WORK TO DO
Find how many lines in the material hold the word "scratch", then state that number and nothing more.

PROVIDED DATA
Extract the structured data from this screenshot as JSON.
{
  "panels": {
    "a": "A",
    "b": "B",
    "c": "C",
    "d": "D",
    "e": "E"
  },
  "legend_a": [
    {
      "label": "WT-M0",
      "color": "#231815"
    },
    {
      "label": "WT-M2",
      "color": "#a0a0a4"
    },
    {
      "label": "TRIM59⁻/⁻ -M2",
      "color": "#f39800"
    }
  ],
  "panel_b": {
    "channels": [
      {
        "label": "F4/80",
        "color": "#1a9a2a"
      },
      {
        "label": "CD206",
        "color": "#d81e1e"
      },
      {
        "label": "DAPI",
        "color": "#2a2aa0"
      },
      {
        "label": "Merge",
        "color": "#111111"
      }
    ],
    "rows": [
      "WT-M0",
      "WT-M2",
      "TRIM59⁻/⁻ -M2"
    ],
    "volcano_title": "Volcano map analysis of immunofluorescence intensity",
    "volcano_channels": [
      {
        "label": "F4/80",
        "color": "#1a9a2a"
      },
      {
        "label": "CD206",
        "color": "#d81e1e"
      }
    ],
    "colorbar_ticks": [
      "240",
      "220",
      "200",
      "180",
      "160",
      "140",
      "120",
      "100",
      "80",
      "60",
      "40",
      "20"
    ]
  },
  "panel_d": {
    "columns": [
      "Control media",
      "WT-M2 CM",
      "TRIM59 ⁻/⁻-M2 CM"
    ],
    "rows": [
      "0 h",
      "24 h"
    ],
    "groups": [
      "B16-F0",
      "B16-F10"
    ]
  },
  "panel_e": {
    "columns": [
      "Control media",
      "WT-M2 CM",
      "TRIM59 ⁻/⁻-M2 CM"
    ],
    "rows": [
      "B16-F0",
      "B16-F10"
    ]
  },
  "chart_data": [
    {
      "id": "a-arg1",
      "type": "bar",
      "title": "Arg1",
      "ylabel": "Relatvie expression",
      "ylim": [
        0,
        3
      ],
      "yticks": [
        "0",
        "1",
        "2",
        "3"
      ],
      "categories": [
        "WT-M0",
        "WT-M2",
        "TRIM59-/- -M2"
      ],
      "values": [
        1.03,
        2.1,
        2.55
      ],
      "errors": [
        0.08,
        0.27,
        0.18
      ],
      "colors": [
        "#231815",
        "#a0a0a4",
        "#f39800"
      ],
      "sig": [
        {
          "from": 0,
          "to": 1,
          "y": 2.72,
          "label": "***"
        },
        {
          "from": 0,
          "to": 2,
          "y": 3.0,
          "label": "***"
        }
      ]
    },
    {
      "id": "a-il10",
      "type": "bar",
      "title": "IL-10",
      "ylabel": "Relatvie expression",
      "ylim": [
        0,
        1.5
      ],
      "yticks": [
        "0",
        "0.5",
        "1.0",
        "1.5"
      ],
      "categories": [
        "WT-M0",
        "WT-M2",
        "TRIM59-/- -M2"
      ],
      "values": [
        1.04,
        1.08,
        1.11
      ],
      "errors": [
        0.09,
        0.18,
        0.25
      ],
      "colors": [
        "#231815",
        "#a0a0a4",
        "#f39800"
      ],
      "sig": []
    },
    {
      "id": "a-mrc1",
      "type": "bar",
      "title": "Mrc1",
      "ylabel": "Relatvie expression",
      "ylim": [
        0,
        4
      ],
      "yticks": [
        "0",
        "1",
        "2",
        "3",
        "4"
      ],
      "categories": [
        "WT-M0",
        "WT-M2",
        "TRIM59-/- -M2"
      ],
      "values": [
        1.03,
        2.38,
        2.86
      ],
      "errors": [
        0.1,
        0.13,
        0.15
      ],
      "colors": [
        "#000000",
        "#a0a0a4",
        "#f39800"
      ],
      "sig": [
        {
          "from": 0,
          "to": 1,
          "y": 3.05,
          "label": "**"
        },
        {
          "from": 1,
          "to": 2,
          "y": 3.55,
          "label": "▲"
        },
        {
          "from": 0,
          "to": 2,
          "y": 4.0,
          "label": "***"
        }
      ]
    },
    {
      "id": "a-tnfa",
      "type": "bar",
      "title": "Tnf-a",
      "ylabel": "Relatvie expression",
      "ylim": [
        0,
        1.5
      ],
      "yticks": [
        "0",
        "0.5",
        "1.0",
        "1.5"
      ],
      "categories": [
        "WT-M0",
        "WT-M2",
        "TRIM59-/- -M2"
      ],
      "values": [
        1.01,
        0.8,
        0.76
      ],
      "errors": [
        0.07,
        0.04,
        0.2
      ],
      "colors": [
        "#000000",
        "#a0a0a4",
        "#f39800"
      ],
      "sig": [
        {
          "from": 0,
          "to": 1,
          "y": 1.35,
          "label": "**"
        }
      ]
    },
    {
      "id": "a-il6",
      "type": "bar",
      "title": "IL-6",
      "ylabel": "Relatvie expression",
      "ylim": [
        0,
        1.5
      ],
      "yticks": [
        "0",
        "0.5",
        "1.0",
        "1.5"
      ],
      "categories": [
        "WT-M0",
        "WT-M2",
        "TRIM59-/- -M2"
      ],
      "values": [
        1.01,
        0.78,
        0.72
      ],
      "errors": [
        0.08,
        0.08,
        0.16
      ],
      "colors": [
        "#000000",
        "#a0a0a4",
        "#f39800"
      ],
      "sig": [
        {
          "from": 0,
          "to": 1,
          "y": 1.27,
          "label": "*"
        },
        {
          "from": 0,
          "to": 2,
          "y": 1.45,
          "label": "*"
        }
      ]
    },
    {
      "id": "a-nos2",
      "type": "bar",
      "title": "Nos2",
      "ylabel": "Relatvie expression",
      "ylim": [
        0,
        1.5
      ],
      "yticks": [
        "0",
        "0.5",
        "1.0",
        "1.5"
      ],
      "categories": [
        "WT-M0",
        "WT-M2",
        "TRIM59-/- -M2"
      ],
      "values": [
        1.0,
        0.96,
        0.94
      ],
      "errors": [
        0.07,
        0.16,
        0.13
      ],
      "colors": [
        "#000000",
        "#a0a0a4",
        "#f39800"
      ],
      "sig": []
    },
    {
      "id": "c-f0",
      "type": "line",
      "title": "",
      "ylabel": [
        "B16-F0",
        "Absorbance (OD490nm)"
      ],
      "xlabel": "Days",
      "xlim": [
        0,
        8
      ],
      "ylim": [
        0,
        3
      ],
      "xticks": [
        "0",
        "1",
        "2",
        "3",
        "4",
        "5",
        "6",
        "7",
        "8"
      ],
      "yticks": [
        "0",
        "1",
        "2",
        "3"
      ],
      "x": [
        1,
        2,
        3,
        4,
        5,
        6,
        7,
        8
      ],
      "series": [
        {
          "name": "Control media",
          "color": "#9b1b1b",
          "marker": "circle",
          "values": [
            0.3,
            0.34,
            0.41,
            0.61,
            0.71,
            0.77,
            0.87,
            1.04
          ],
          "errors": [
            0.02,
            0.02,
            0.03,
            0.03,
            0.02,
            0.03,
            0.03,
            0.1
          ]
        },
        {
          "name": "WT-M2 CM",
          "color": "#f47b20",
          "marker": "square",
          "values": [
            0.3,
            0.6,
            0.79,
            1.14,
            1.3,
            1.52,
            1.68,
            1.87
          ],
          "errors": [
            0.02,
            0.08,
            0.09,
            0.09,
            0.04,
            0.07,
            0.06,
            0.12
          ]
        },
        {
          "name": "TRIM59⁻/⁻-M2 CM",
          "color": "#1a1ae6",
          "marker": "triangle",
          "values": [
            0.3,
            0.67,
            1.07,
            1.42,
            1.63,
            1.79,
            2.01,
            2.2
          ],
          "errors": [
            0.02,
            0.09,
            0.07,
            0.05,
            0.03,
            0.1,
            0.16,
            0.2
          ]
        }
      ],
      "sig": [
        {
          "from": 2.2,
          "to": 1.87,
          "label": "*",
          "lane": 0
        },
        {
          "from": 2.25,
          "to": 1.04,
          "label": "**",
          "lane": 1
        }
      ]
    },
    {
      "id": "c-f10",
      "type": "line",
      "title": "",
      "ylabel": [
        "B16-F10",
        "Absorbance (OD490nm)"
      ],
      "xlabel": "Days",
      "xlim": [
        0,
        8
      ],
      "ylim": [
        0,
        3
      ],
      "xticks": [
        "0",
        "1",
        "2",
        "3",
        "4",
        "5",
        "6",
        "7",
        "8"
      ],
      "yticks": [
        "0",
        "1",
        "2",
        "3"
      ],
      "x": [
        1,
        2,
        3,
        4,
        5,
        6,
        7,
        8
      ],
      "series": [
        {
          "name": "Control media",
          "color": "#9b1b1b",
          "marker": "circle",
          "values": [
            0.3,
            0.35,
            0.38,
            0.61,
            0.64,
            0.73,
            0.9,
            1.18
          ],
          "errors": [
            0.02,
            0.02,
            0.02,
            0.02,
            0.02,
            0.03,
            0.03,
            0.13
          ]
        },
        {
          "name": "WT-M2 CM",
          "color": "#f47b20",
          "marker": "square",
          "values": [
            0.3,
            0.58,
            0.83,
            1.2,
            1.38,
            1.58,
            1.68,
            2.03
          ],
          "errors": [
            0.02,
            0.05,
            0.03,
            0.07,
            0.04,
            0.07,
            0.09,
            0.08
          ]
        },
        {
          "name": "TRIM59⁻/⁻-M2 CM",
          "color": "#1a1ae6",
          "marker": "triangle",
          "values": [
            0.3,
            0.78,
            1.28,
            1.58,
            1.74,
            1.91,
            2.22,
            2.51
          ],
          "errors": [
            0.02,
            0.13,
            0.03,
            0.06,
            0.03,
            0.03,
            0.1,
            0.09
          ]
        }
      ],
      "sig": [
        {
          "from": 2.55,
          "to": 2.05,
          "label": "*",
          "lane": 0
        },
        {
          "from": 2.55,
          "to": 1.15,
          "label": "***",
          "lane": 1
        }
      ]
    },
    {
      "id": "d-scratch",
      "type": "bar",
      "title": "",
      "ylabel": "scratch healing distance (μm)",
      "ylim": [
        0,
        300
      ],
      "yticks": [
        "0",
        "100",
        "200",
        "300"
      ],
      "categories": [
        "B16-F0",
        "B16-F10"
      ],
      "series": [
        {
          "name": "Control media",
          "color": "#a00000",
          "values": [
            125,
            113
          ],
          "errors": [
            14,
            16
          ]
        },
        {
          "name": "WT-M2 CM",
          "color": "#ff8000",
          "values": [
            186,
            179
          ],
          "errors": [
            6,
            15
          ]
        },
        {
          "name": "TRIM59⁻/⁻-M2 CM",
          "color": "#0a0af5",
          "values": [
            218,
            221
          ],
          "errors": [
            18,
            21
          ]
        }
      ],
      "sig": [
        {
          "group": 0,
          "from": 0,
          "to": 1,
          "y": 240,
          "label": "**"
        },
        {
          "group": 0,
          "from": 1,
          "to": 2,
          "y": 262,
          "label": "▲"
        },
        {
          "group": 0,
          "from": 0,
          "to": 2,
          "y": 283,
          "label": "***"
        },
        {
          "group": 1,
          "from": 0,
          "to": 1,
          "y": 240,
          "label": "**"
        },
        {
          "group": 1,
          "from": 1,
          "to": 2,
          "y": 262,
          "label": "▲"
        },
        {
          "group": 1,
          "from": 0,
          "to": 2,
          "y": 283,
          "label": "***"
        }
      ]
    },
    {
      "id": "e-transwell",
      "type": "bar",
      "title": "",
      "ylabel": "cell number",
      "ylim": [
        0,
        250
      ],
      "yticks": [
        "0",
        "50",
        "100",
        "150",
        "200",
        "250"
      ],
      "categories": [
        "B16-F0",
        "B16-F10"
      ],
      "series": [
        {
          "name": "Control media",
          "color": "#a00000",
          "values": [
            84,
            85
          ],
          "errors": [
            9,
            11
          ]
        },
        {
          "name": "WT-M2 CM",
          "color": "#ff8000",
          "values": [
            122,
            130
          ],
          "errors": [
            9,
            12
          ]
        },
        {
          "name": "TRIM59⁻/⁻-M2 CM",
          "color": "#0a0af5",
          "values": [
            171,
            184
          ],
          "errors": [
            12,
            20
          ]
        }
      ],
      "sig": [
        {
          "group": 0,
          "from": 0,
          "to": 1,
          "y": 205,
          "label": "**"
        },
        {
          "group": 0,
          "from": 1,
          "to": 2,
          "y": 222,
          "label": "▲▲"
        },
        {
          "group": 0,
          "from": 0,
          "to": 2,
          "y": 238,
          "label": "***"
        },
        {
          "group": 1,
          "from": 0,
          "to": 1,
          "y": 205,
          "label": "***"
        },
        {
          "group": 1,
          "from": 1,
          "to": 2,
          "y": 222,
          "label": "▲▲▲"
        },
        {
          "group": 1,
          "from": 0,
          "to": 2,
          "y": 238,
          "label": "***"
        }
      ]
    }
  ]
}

ANSWER TO THIS PROBLEM
2